## What is asked
Copy nothing but the lines running from the one containing "OCR this image." through the end of the listing below. Drop the pictures.

## Materials provided
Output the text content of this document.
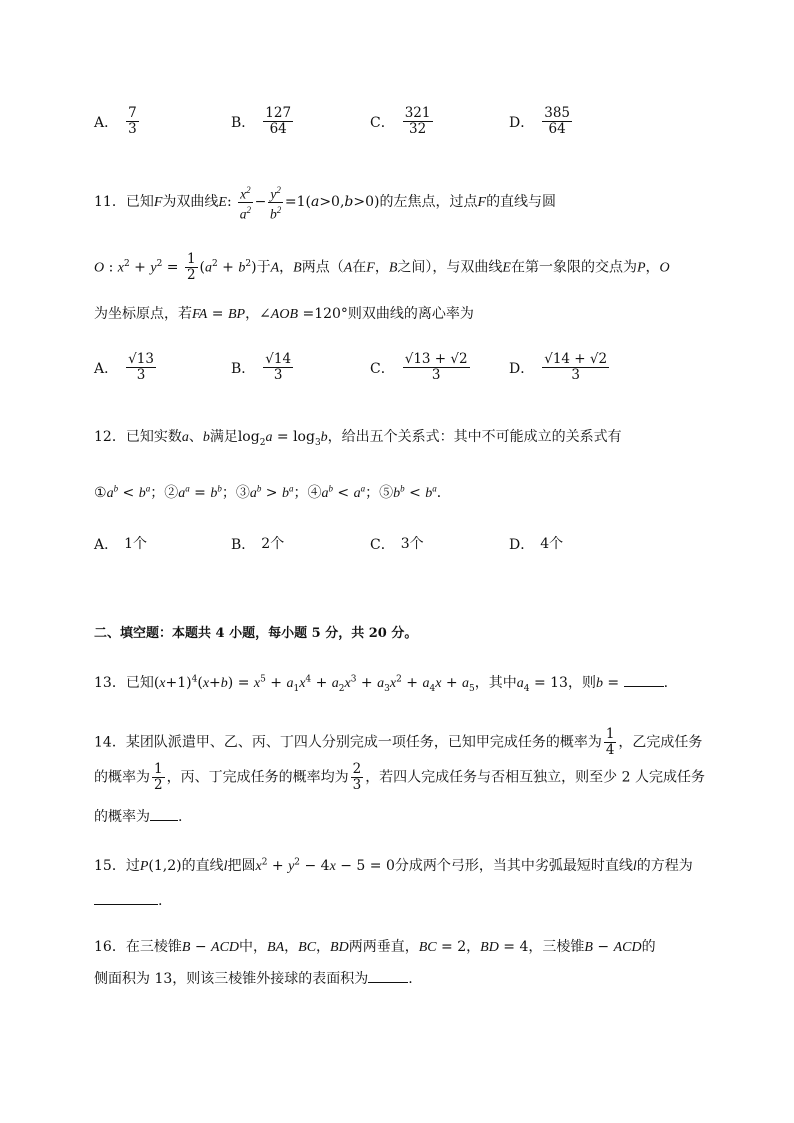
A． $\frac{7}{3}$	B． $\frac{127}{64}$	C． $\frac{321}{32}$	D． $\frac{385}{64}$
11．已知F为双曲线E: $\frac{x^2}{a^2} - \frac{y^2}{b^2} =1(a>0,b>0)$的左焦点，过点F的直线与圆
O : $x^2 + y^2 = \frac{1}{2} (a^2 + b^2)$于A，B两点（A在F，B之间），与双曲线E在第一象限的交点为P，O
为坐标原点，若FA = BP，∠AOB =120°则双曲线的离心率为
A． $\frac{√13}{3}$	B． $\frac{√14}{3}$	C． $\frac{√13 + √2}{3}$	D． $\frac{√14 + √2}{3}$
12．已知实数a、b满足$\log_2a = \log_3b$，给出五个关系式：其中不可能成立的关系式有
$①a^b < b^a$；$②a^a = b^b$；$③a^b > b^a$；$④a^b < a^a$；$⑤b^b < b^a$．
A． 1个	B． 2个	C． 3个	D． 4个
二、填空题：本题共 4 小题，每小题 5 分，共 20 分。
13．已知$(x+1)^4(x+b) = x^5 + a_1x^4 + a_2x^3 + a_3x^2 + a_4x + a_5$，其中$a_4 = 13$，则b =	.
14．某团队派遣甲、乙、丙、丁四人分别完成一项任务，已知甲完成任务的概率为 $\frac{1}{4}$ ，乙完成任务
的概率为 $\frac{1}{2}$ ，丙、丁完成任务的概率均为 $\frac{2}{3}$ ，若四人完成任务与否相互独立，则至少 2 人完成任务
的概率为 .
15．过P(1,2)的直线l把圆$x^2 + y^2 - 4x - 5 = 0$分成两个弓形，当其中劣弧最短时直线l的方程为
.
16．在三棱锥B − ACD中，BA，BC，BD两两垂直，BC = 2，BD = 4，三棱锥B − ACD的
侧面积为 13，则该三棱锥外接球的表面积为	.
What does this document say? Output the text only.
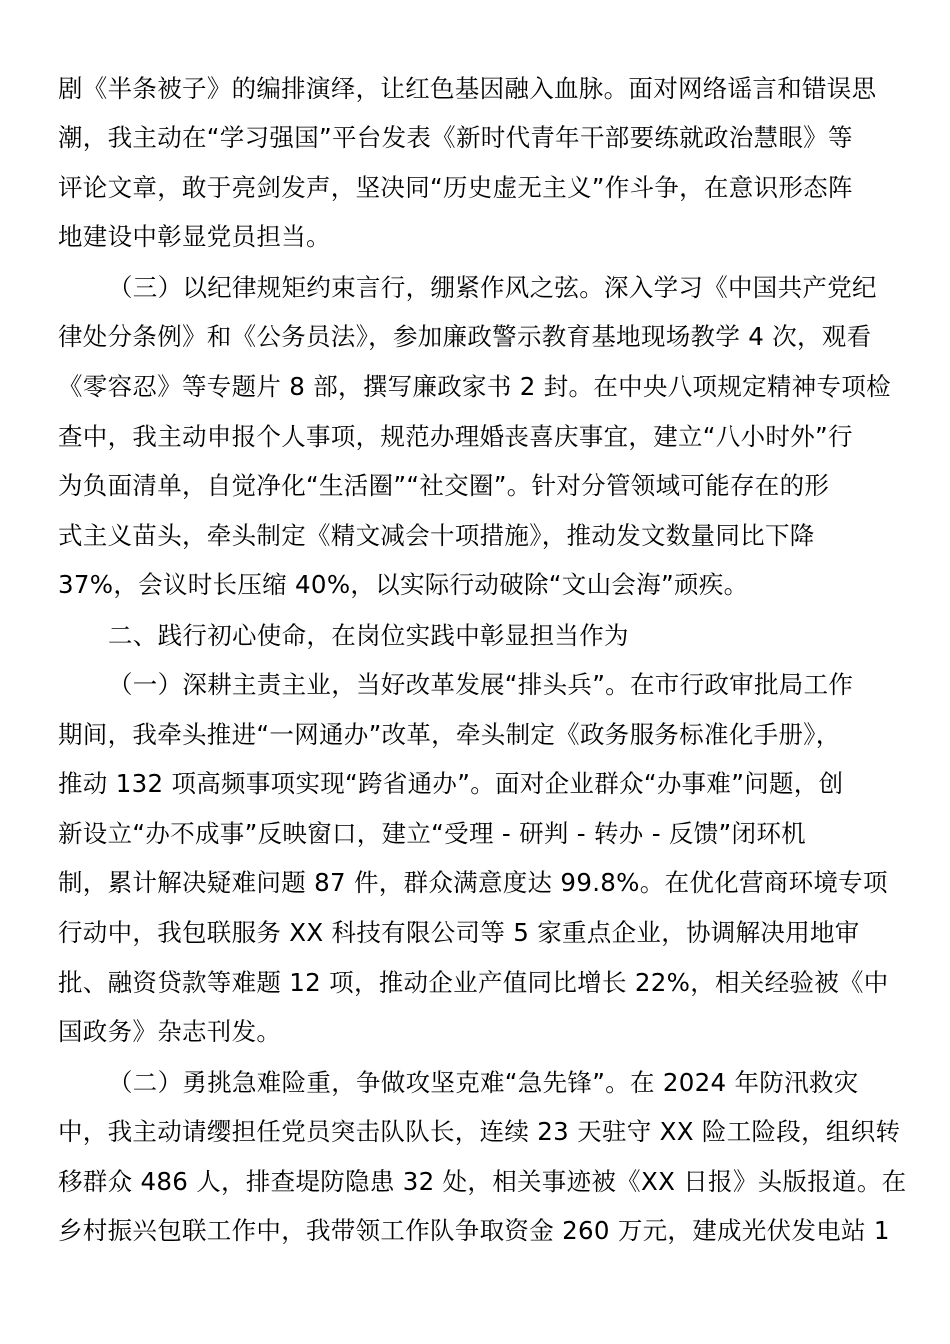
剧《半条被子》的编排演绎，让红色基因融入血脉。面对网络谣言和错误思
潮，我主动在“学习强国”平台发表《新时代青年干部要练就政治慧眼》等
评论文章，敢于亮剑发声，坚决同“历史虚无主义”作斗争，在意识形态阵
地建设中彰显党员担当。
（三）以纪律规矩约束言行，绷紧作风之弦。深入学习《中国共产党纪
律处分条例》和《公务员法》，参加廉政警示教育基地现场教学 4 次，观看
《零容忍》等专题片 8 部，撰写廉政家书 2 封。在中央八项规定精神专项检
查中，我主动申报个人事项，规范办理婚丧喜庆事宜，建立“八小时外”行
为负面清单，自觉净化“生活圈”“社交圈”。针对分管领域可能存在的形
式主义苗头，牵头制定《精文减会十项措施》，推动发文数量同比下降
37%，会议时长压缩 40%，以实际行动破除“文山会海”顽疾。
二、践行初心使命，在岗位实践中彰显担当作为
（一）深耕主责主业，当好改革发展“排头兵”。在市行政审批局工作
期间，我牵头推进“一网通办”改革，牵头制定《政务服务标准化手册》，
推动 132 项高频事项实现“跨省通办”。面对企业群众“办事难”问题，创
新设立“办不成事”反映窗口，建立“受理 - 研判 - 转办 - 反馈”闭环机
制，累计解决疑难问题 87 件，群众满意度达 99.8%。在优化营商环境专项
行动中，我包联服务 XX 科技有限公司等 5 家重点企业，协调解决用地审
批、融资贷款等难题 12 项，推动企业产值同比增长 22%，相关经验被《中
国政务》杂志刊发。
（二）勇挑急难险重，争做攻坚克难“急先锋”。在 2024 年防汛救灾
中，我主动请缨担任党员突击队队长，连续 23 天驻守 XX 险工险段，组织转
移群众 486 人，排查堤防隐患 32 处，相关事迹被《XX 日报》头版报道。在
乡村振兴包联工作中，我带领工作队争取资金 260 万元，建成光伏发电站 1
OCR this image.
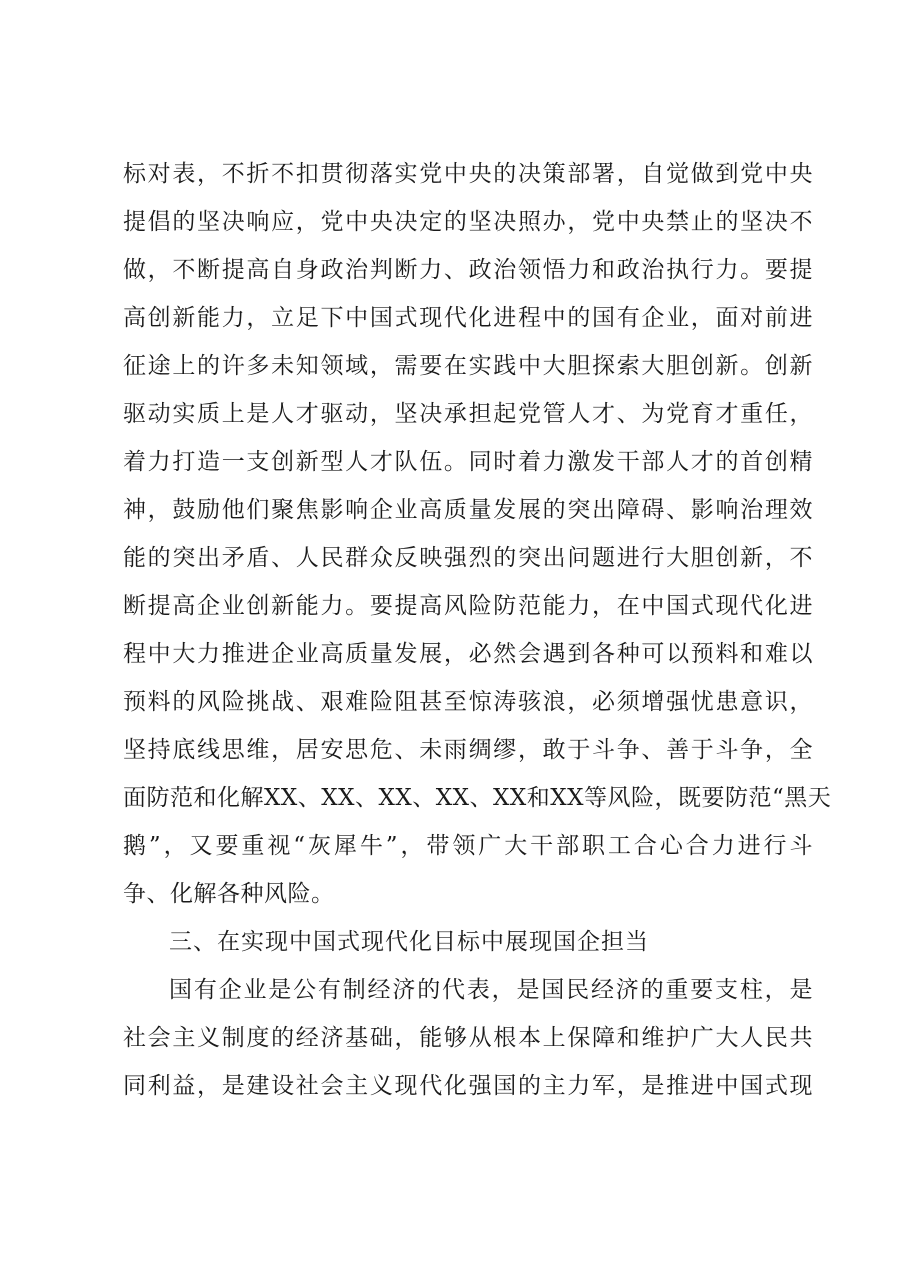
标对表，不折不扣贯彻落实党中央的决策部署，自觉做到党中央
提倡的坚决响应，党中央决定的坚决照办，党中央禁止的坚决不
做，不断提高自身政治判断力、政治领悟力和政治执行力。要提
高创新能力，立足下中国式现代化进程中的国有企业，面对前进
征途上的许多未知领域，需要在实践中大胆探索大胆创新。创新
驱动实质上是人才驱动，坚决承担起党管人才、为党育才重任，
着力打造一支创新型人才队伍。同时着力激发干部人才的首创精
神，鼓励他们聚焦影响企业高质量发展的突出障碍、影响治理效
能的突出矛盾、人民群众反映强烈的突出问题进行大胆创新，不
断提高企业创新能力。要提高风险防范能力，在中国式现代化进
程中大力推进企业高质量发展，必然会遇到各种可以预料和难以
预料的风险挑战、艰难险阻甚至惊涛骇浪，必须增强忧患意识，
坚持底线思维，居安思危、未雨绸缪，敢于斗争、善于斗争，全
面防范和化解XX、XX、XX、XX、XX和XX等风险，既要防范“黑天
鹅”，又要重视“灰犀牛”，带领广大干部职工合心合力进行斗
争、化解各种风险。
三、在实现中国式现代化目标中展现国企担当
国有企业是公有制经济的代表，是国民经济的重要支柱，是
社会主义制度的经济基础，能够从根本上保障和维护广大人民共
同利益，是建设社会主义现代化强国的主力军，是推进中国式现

## Finished task
OCR this image.
标对表，不折不扣贯彻落实党中央的决策部署，自觉做到党中央
提倡的坚决响应，党中央决定的坚决照办，党中央禁止的坚决不
做，不断提高自身政治判断力、政治领悟力和政治执行力。要提
高创新能力，立足下中国式现代化进程中的国有企业，面对前进
征途上的许多未知领域，需要在实践中大胆探索大胆创新。创新
驱动实质上是人才驱动，坚决承担起党管人才、为党育才重任，
着力打造一支创新型人才队伍。同时着力激发干部人才的首创精
神，鼓励他们聚焦影响企业高质量发展的突出障碍、影响治理效
能的突出矛盾、人民群众反映强烈的突出问题进行大胆创新，不
断提高企业创新能力。要提高风险防范能力，在中国式现代化进
程中大力推进企业高质量发展，必然会遇到各种可以预料和难以
预料的风险挑战、艰难险阻甚至惊涛骇浪，必须增强忧患意识，
坚持底线思维，居安思危、未雨绸缪，敢于斗争、善于斗争，全
面防范和化解XX、XX、XX、XX、XX和XX等风险，既要防范“黑天
鹅”，又要重视“灰犀牛”，带领广大干部职工合心合力进行斗
争、化解各种风险。
三、在实现中国式现代化目标中展现国企担当
国有企业是公有制经济的代表，是国民经济的重要支柱，是
社会主义制度的经济基础，能够从根本上保障和维护广大人民共
同利益，是建设社会主义现代化强国的主力军，是推进中国式现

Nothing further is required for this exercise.